**Stated goal 1:** Duplicate the stretch of the passage about Pastor Li's business from "Pastor Li says" through "pastors in need.".
**Stated goal 2:** In the passage about Pastor Li's business, what does Mr. Li consider the most important aspect of the business?
**Stated goal 3:** Write the next part of the passage about Pastor Li's business, starting after its final sentence.

**Article:**

--- START ---

Mr. Li believes that the most important aspect of the business is not profit but product quality. A product, as long as it works well, would make one earn money even though there is less profit for each piece of goods. "Profit is not my primary goal. We need to know what we're doing all this for, and our goal is the mission. The mission is not just inside the church; it is outside the church."
Pastor Li says he's been in business for years, and many of his friends used to worry about his business. Several of his older friends said to him, "You’re quite talented and have a gift for eloquence. Don't let business dominate your life and influence your faith." However, Pastor Li claims that he will attend the church as soon as he closes the store during working days. For years, the business has never stopped him from attending any gathering. "I always tell them that I know who I'm doing it for."
Pastor Li has met his own and his family's financial needs by running a business, and he now has extra resources to help other pastors in need.

--- END ---

**Supplied material:**
--- START ---

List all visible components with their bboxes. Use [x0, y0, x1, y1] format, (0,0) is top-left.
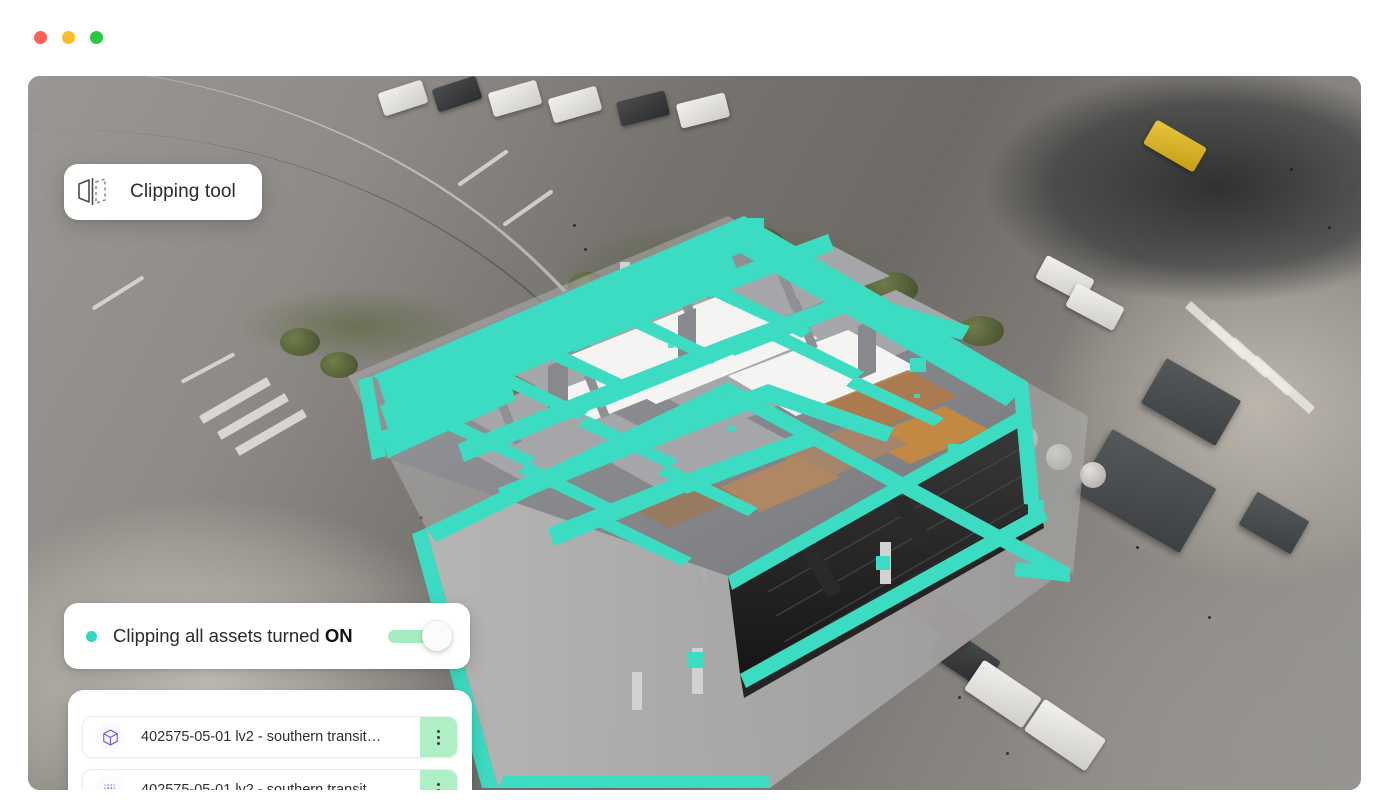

--- END ---

**Task answer 1:**
Pastor Li says he's been in business for years, and many of his friends used to worry about his business. Several of his older friends said to him, "You’re quite talented and have a gift for eloquence. Don't let business dominate your life and influence your faith." However, Pastor Li claims that he will attend the church as soon as he closes the store during working days. For years, the business has never stopped him from attending any gathering. "I always tell them that I know who I'm doing it for."
Pastor Li has met his own and his family's financial needs by running a business, and he now has extra resources to help other pastors in need.

**Task answer 2:** Product quality, not profit.

**Task answer 3:**
"Make sure you have money in your pocket so you don't panic. Otherwise, a church, no matter how holy it is, will find it difficult to do much without funds. We have to admit that money can make a big difference in many cases. Money makes it easier to finish much work. Without money, many things that are easy to handle will become difficult."
Pastor Li thinks the core problem is not about whether it’s spiritual at all, but who you're doing it for. "If everything we do is for God, then even things that are not spiritual can become spiritual. The point is that we must do it for God, not for ourselves."